How many lines of the records hold the string "female"? Reply with the number alone.

※ ※ ※

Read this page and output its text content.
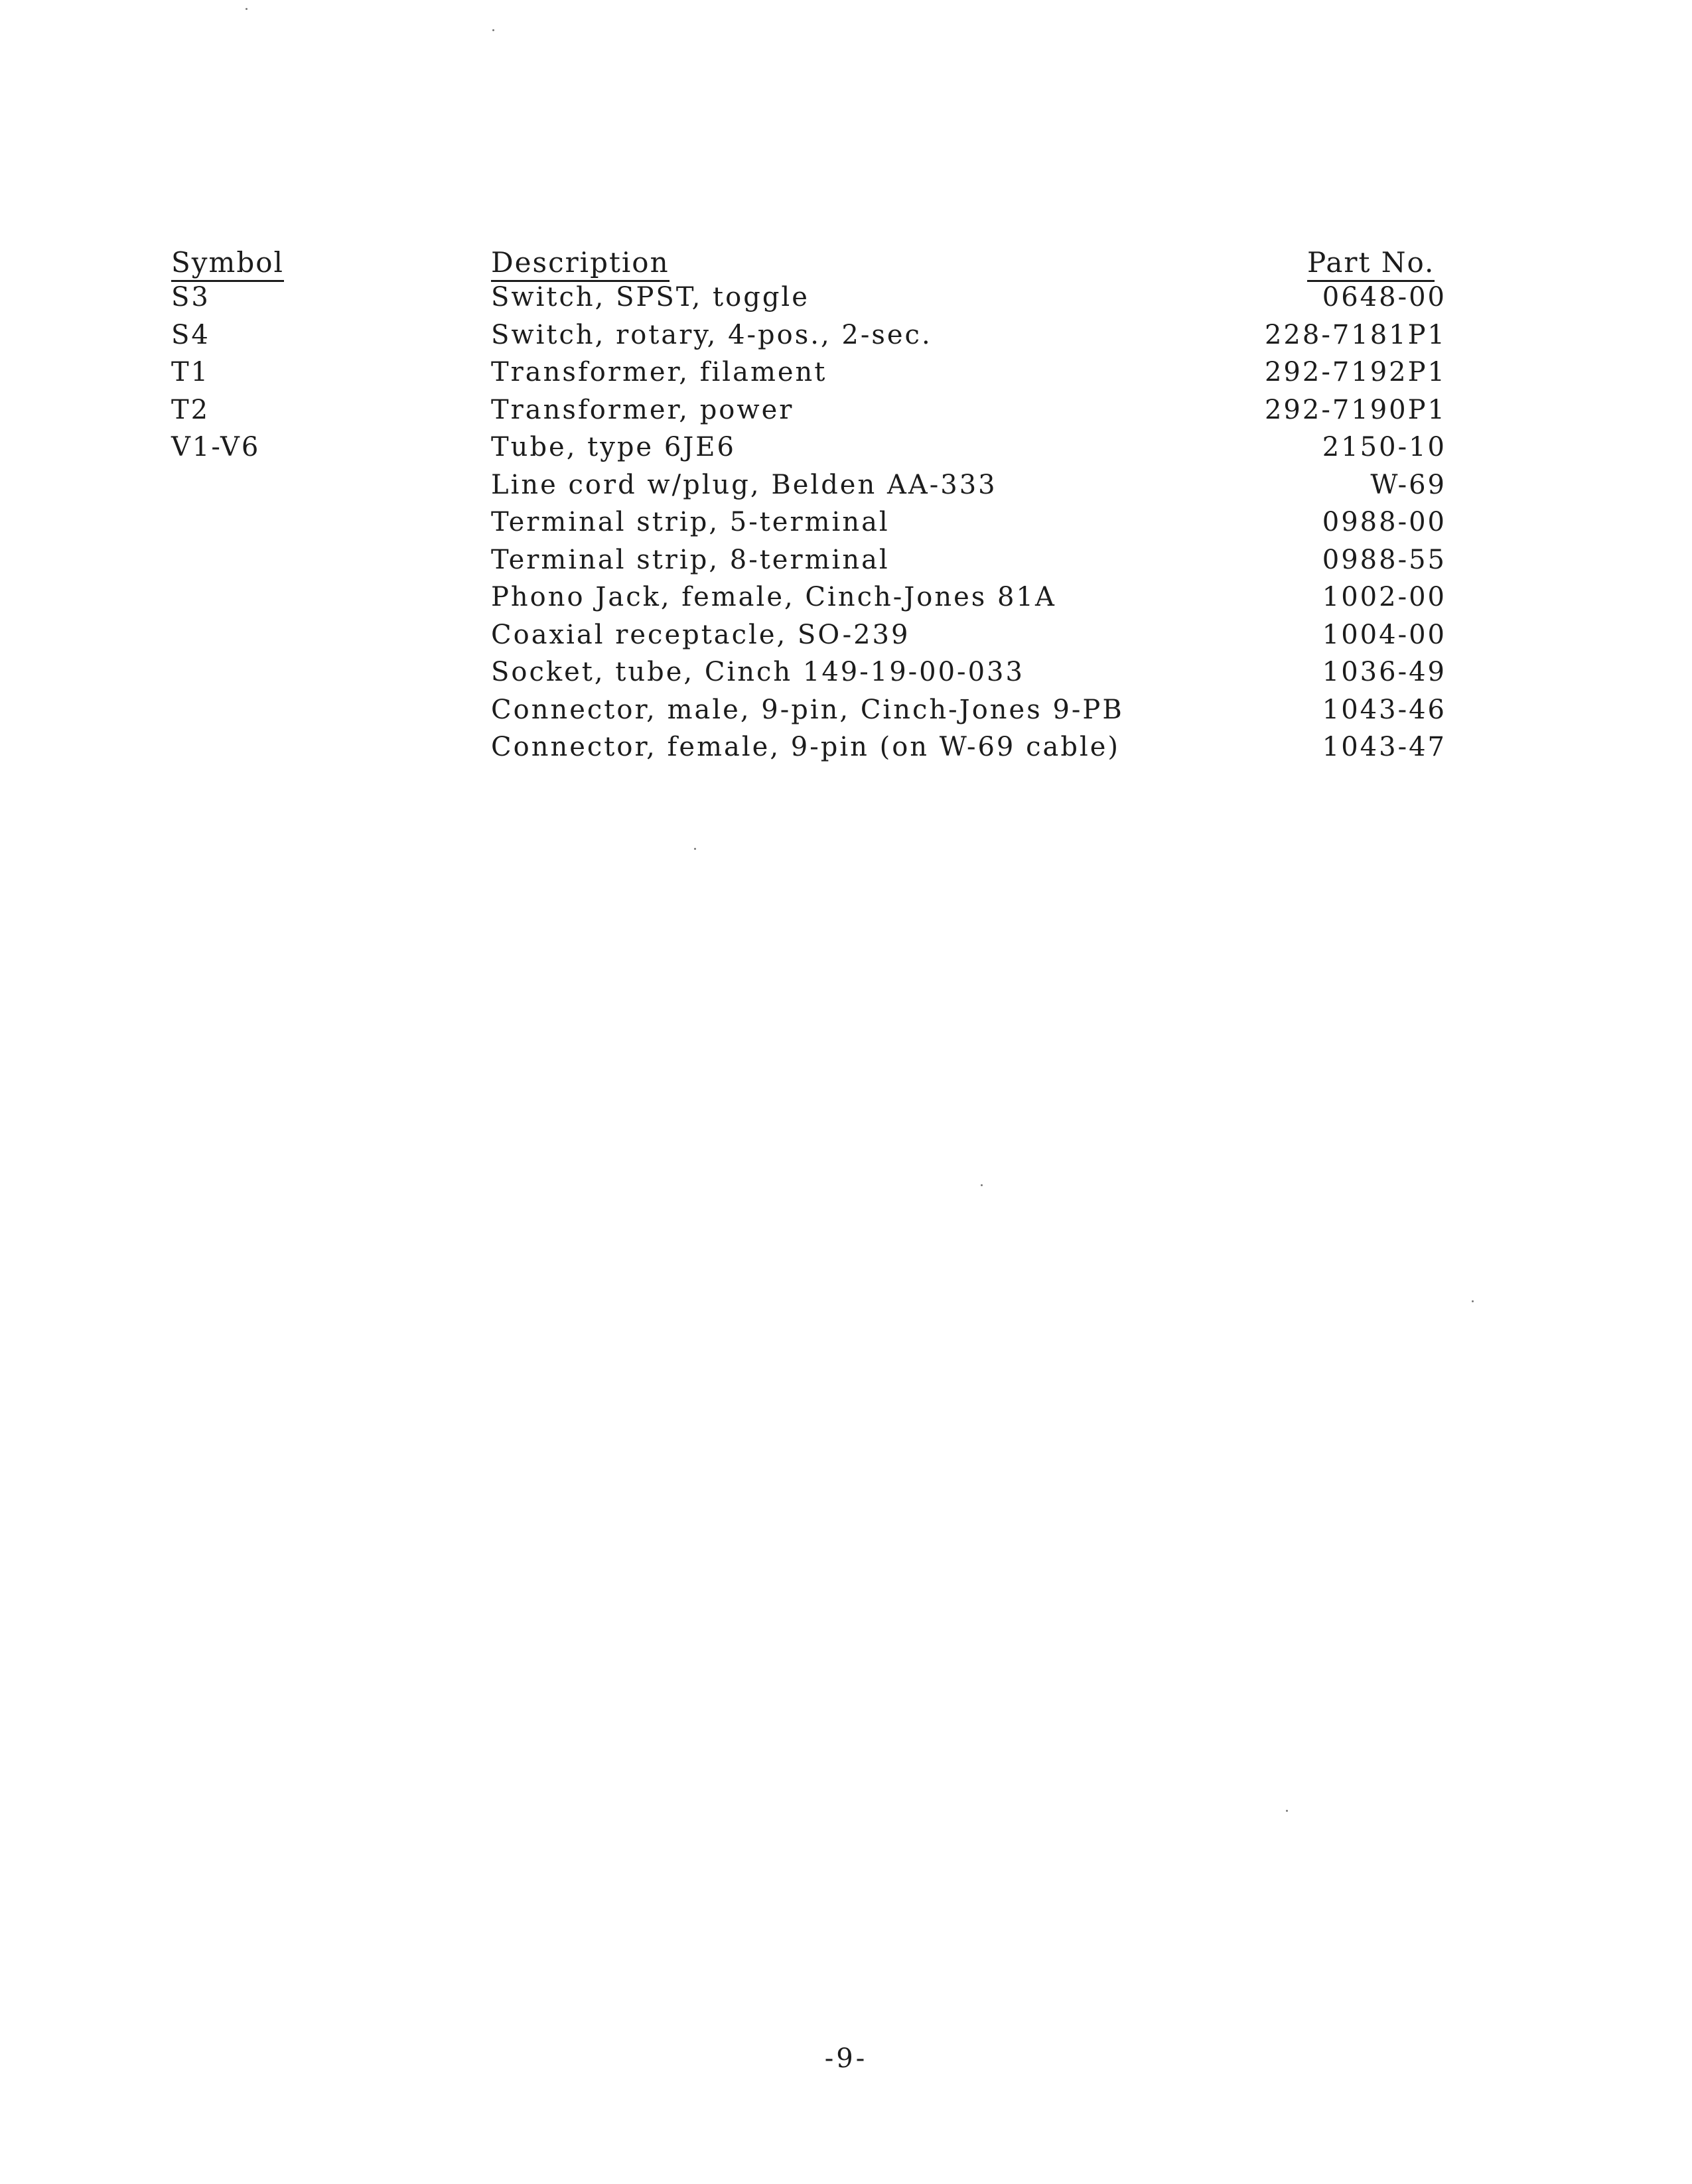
Symbol	Description	Part No.
S3
S4
T1
T2
V1-V6
Switch, SPST, toggle
Switch, rotary, 4-pos., 2-sec.
Transformer, filament
Transformer, power
Tube, type 6JE6
Line cord w/plug, Belden AA-333
Terminal strip, 5-terminal
Terminal strip, 8-terminal
Phono Jack, female, Cinch-Jones 81A
Coaxial receptacle, SO-239
Socket, tube, Cinch 149-19-00-033
Connector, male, 9-pin, Cinch-Jones 9-PB
Connector, female, 9-pin (on W-69 cable)
0648-00
228-7181P1
292-7192P1
292-7190P1
2150-10
W-69
0988-00
0988-55
1002-00
1004-00
1036-49
1043-46
1043-47
-9-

※ ※ ※

• Result: 2